-------- RECORDS FOR THIS EXERCISE

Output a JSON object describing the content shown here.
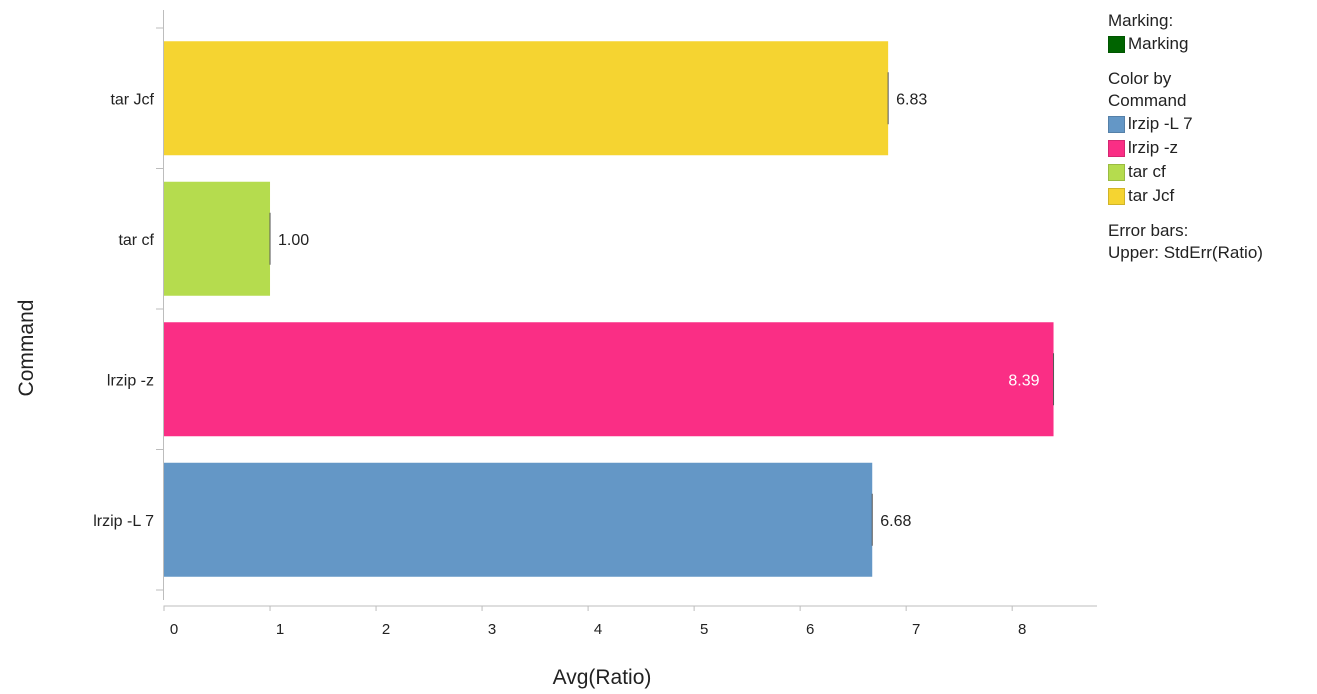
{
  "chart_data": {
    "type": "bar",
    "orientation": "horizontal",
    "xlabel": "Avg(Ratio)",
    "ylabel": "Command",
    "xlim": [
      0,
      8.8
    ],
    "x_ticks": [
      "0",
      "1",
      "2",
      "3",
      "4",
      "5",
      "6",
      "7",
      "8"
    ],
    "categories": [
      "tar Jcf",
      "tar cf",
      "lrzip -z",
      "lrzip -L 7"
    ],
    "values": [
      6.83,
      1.0,
      8.39,
      6.68
    ],
    "value_labels": [
      "6.83",
      "1.00",
      "8.39",
      "6.68"
    ],
    "colors": [
      "#F5D431",
      "#B5DC4E",
      "#FA2E85",
      "#6497C6"
    ],
    "grid": false
  },
  "legend": {
    "marking_title": "Marking:",
    "marking_item": {
      "label": "Marking",
      "color": "#006400"
    },
    "color_title_line1": "Color by",
    "color_title_line2": "Command",
    "items": [
      {
        "label": "lrzip -L 7",
        "color": "#6497C6"
      },
      {
        "label": "lrzip -z",
        "color": "#FA2E85"
      },
      {
        "label": "tar cf",
        "color": "#B5DC4E"
      },
      {
        "label": "tar Jcf",
        "color": "#F5D431"
      }
    ],
    "error_title": "Error bars:",
    "error_text": "Upper: StdErr(Ratio)"
  }
}
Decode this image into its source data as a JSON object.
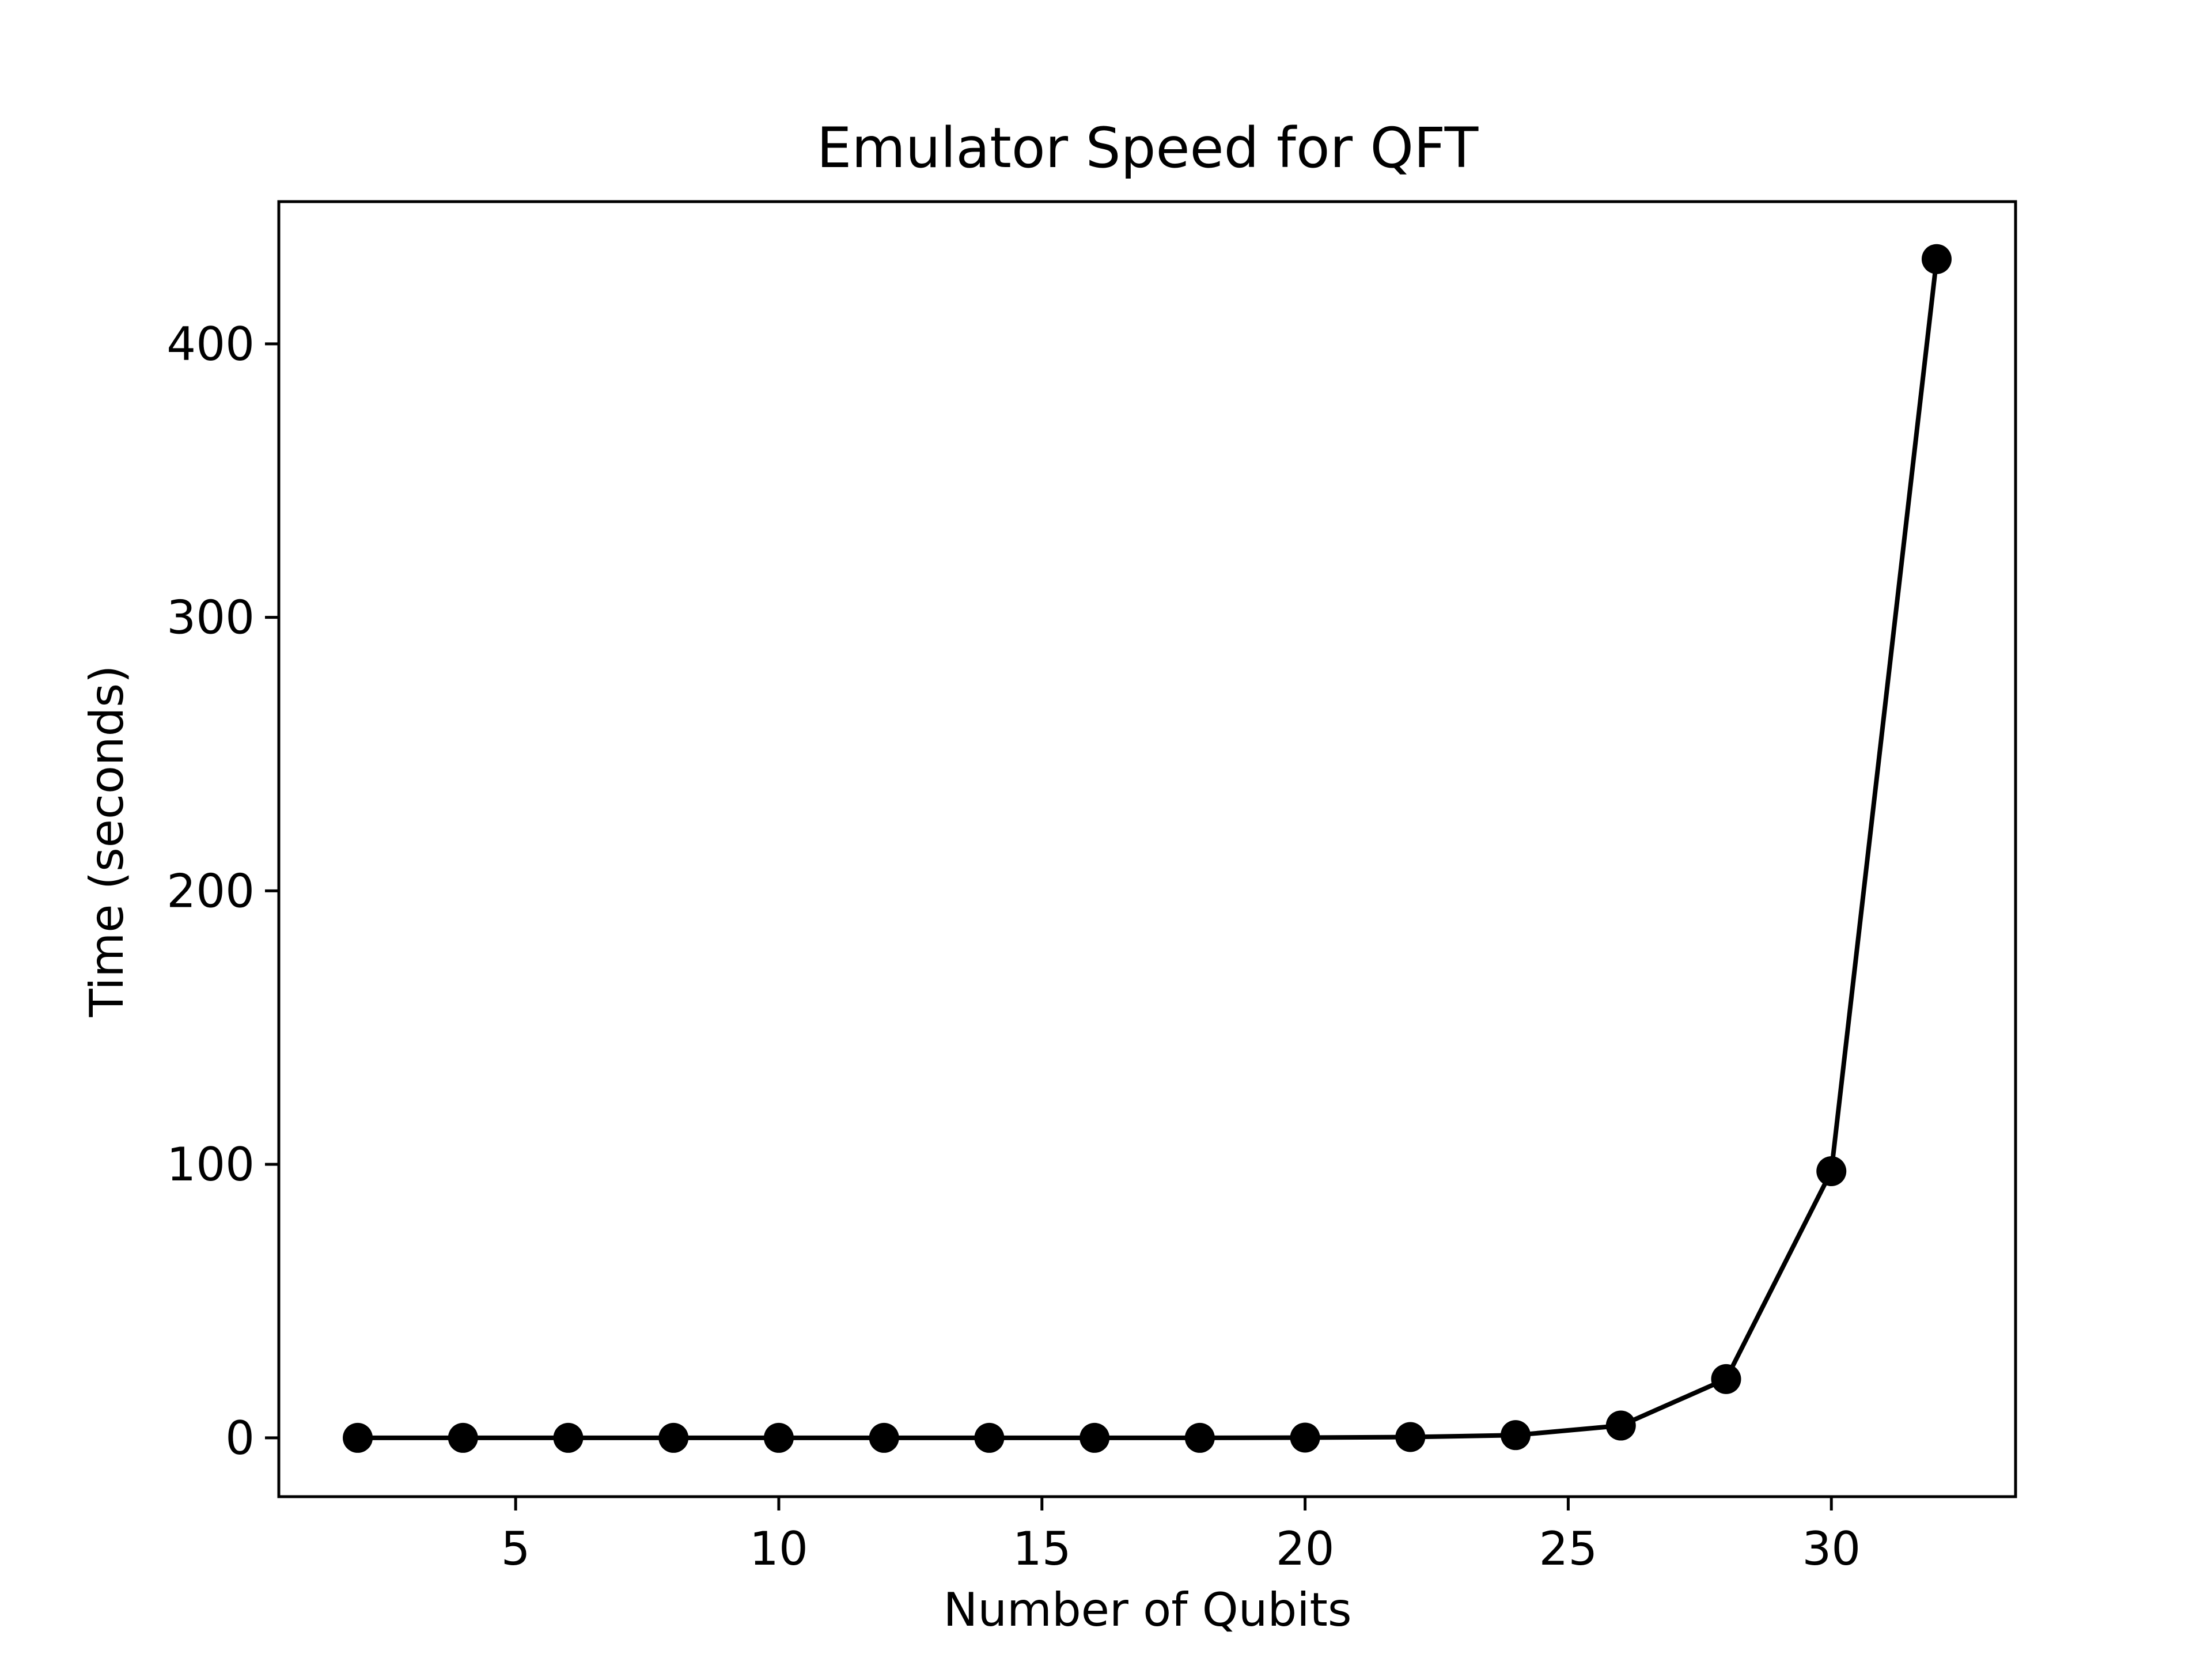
{
  "chart_data": {
    "type": "line",
    "title": "Emulator Speed for QFT",
    "xlabel": "Number of Qubits",
    "ylabel": "Time (seconds)",
    "xlim": [
      0.5,
      33.5
    ],
    "ylim": [
      -21.5,
      452
    ],
    "x_ticks": [
      5,
      10,
      15,
      20,
      25,
      30
    ],
    "y_ticks": [
      0,
      100,
      200,
      300,
      400
    ],
    "grid": false,
    "legend": "none",
    "series": [
      {
        "color": "#000000",
        "marker": "circle",
        "x": [
          2,
          4,
          6,
          8,
          10,
          12,
          14,
          16,
          18,
          20,
          22,
          24,
          26,
          28,
          30,
          32
        ],
        "y": [
          0,
          0,
          0,
          0,
          0,
          0,
          0,
          0,
          0,
          0.1,
          0.3,
          1,
          4.5,
          21.5,
          97.5,
          431
        ]
      }
    ]
  }
}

----------------

AIM> Omit every picture, and otherwise quote the entries exactly.

CORRECT RESULT>
Output a JSON object describing the content shown here.
{
  "chart_data": {
    "type": "bar",
    "orientation": "horizontal",
    "xlabel": "Avg(Ratio)",
    "ylabel": "Command",
    "xlim": [
      0,
      8.8
    ],
    "x_ticks": [
      "0",
      "1",
      "2",
      "3",
      "4",
      "5",
      "6",
      "7",
      "8"
    ],
    "categories": [
      "tar Jcf",
      "tar cf",
      "lrzip -z",
      "lrzip -L 7"
    ],
    "values": [
      6.83,
      1.0,
      8.39,
      6.68
    ],
    "value_labels": [
      "6.83",
      "1.00",
      "8.39",
      "6.68"
    ],
    "colors": [
      "#F5D431",
      "#B5DC4E",
      "#FA2E85",
      "#6497C6"
    ],
    "grid": false
  },
  "legend": {
    "marking_title": "Marking:",
    "marking_item": {
      "label": "Marking",
      "color": "#006400"
    },
    "color_title_line1": "Color by",
    "color_title_line2": "Command",
    "items": [
      {
        "label": "lrzip -L 7",
        "color": "#6497C6"
      },
      {
        "label": "lrzip -z",
        "color": "#FA2E85"
      },
      {
        "label": "tar cf",
        "color": "#B5DC4E"
      },
      {
        "label": "tar Jcf",
        "color": "#F5D431"
      }
    ],
    "error_title": "Error bars:",
    "error_text": "Upper: StdErr(Ratio)"
  }
}
Decode this image into its source data as a JSON object.
{
  "chart_data": {
    "type": "line",
    "title": "Emulator Speed for QFT",
    "xlabel": "Number of Qubits",
    "ylabel": "Time (seconds)",
    "xlim": [
      0.5,
      33.5
    ],
    "ylim": [
      -21.5,
      452
    ],
    "x_ticks": [
      5,
      10,
      15,
      20,
      25,
      30
    ],
    "y_ticks": [
      0,
      100,
      200,
      300,
      400
    ],
    "grid": false,
    "legend": "none",
    "series": [
      {
        "color": "#000000",
        "marker": "circle",
        "x": [
          2,
          4,
          6,
          8,
          10,
          12,
          14,
          16,
          18,
          20,
          22,
          24,
          26,
          28,
          30,
          32
        ],
        "y": [
          0,
          0,
          0,
          0,
          0,
          0,
          0,
          0,
          0,
          0.1,
          0.3,
          1,
          4.5,
          21.5,
          97.5,
          431
        ]
      }
    ]
  }
}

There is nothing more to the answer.